Work instructions ▸
List each line holding the string "screenshot".

Records from a collection of figures
>> BEGIN
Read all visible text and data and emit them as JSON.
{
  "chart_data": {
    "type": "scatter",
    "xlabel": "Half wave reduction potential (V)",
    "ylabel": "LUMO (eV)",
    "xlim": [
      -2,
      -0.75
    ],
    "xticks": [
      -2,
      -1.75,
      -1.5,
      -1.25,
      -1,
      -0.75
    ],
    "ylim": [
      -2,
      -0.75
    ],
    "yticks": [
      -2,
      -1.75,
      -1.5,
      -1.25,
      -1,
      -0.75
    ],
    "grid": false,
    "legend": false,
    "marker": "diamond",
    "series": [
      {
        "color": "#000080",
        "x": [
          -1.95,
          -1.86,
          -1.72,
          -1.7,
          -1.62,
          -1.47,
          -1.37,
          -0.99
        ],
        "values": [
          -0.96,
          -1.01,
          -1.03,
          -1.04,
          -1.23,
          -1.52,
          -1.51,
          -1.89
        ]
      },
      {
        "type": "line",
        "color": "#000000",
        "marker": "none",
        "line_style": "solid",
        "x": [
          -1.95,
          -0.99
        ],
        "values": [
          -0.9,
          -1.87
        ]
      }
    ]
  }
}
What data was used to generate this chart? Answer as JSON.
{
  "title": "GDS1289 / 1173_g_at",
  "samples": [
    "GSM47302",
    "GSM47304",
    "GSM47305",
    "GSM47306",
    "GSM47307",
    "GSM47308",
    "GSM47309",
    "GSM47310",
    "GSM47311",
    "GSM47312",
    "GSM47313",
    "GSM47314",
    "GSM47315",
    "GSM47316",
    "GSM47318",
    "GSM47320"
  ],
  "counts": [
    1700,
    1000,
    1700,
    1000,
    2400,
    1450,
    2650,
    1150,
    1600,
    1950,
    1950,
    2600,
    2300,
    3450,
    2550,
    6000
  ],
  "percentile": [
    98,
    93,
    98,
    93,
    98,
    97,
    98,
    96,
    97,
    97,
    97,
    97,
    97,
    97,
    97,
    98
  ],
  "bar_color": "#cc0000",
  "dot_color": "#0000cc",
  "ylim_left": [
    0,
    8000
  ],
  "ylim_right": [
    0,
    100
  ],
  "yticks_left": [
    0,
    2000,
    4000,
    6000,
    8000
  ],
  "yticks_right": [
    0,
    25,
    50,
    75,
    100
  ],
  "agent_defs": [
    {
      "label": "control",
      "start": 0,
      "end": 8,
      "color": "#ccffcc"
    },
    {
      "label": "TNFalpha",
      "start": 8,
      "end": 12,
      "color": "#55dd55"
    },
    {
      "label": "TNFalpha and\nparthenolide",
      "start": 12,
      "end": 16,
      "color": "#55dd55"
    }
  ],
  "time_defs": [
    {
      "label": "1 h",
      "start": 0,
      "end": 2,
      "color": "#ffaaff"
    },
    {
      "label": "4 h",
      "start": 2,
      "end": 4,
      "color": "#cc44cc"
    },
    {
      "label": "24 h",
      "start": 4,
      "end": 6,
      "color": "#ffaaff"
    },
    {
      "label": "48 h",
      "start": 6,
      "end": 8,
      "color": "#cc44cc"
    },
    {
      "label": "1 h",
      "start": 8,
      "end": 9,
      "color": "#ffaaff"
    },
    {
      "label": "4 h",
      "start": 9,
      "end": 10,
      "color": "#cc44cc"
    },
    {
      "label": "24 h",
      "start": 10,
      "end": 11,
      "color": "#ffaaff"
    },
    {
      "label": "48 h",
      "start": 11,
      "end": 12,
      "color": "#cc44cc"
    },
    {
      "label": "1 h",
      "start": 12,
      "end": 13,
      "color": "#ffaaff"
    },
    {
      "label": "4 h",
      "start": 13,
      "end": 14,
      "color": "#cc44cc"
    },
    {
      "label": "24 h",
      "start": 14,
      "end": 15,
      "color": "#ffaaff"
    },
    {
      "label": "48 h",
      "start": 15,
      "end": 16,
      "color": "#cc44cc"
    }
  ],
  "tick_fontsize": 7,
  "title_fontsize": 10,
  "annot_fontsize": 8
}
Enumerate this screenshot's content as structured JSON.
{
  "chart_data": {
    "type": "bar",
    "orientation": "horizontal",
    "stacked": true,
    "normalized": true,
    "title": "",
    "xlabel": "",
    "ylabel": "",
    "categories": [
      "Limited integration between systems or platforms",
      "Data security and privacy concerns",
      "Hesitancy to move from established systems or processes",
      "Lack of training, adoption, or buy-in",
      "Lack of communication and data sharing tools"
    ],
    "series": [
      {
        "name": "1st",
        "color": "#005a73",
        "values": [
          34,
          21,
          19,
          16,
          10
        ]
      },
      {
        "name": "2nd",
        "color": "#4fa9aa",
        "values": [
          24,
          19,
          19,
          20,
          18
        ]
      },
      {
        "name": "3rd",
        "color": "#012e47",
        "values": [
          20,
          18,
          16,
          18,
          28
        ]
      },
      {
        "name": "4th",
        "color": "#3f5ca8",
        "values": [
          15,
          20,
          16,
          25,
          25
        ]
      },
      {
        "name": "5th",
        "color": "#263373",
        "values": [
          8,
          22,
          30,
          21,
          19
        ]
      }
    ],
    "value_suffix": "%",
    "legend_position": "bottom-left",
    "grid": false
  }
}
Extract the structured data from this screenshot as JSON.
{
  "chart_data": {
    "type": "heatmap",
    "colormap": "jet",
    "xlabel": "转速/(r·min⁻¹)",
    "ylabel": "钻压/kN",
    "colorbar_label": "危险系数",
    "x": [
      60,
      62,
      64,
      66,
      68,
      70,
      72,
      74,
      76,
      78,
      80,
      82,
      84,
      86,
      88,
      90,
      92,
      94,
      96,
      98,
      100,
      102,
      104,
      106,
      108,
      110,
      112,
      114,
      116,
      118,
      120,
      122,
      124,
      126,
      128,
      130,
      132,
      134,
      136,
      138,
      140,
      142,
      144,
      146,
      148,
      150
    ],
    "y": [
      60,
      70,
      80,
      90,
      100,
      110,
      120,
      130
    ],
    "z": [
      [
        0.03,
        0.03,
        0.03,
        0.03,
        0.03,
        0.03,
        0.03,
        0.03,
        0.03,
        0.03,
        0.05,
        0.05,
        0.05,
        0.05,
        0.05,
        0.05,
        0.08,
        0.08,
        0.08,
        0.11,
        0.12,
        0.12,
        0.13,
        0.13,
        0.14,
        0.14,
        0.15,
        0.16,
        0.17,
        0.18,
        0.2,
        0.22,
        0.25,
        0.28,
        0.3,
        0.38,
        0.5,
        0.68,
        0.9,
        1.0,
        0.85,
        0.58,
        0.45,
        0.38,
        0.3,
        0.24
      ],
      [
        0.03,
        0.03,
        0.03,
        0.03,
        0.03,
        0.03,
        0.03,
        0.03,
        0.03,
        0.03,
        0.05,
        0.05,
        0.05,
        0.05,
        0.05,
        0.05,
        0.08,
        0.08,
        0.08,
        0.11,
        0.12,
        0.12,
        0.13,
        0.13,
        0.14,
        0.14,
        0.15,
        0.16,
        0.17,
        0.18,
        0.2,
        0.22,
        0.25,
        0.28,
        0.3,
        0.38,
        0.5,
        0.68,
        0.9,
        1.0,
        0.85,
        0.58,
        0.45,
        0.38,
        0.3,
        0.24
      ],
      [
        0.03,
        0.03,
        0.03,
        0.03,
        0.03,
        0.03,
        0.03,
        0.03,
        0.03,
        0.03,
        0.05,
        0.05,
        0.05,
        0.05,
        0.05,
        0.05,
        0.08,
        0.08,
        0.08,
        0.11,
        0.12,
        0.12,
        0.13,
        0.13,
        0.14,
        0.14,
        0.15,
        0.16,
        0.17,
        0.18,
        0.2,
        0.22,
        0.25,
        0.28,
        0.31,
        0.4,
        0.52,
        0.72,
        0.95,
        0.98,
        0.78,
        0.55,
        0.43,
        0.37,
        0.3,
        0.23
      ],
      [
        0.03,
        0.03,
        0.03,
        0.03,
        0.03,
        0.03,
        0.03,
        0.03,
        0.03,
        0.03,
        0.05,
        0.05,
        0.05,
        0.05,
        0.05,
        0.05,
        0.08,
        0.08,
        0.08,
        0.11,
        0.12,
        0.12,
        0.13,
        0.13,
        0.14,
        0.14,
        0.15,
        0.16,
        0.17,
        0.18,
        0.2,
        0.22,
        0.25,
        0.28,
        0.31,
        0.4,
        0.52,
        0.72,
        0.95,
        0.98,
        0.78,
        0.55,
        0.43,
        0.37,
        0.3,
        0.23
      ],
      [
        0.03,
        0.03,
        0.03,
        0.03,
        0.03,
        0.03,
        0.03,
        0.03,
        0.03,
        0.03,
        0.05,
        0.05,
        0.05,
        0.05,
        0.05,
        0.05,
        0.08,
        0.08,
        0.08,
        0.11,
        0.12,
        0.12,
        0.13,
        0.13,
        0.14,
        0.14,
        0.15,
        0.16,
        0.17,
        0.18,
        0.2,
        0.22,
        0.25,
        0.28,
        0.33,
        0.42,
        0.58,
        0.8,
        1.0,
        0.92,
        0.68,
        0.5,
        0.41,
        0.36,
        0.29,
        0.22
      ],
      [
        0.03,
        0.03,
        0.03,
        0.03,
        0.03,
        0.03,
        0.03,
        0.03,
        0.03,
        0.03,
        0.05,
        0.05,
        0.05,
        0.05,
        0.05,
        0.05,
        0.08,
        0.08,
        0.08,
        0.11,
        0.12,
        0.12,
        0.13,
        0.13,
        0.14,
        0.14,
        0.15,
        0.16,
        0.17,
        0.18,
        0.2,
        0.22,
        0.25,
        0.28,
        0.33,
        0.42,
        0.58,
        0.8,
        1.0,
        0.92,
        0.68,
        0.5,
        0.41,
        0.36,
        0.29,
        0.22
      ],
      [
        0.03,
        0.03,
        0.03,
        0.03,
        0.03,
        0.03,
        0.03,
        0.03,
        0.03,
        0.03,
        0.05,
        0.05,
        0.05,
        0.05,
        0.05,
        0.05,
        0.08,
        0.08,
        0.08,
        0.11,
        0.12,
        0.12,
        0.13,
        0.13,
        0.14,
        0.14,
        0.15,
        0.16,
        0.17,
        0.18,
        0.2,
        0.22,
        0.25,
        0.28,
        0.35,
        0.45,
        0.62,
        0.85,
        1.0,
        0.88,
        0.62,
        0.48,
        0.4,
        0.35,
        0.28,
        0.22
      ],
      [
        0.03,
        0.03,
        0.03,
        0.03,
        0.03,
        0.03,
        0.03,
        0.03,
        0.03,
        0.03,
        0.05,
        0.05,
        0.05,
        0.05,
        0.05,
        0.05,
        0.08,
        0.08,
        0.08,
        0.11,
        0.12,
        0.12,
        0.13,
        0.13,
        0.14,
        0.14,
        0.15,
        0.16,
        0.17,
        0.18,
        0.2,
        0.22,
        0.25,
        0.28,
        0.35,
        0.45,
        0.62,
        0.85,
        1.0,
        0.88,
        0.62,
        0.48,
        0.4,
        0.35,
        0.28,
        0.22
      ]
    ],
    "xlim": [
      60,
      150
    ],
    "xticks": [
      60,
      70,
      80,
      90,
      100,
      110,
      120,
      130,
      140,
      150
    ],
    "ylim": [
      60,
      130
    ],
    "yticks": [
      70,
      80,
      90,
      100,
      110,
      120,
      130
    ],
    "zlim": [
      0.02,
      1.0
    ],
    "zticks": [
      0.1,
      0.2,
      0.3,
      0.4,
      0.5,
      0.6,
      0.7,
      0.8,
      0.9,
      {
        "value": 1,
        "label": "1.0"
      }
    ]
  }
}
>> END
Task output ▸
Enumerate this screenshot's content as structured JSON.
Extract the structured data from this screenshot as JSON.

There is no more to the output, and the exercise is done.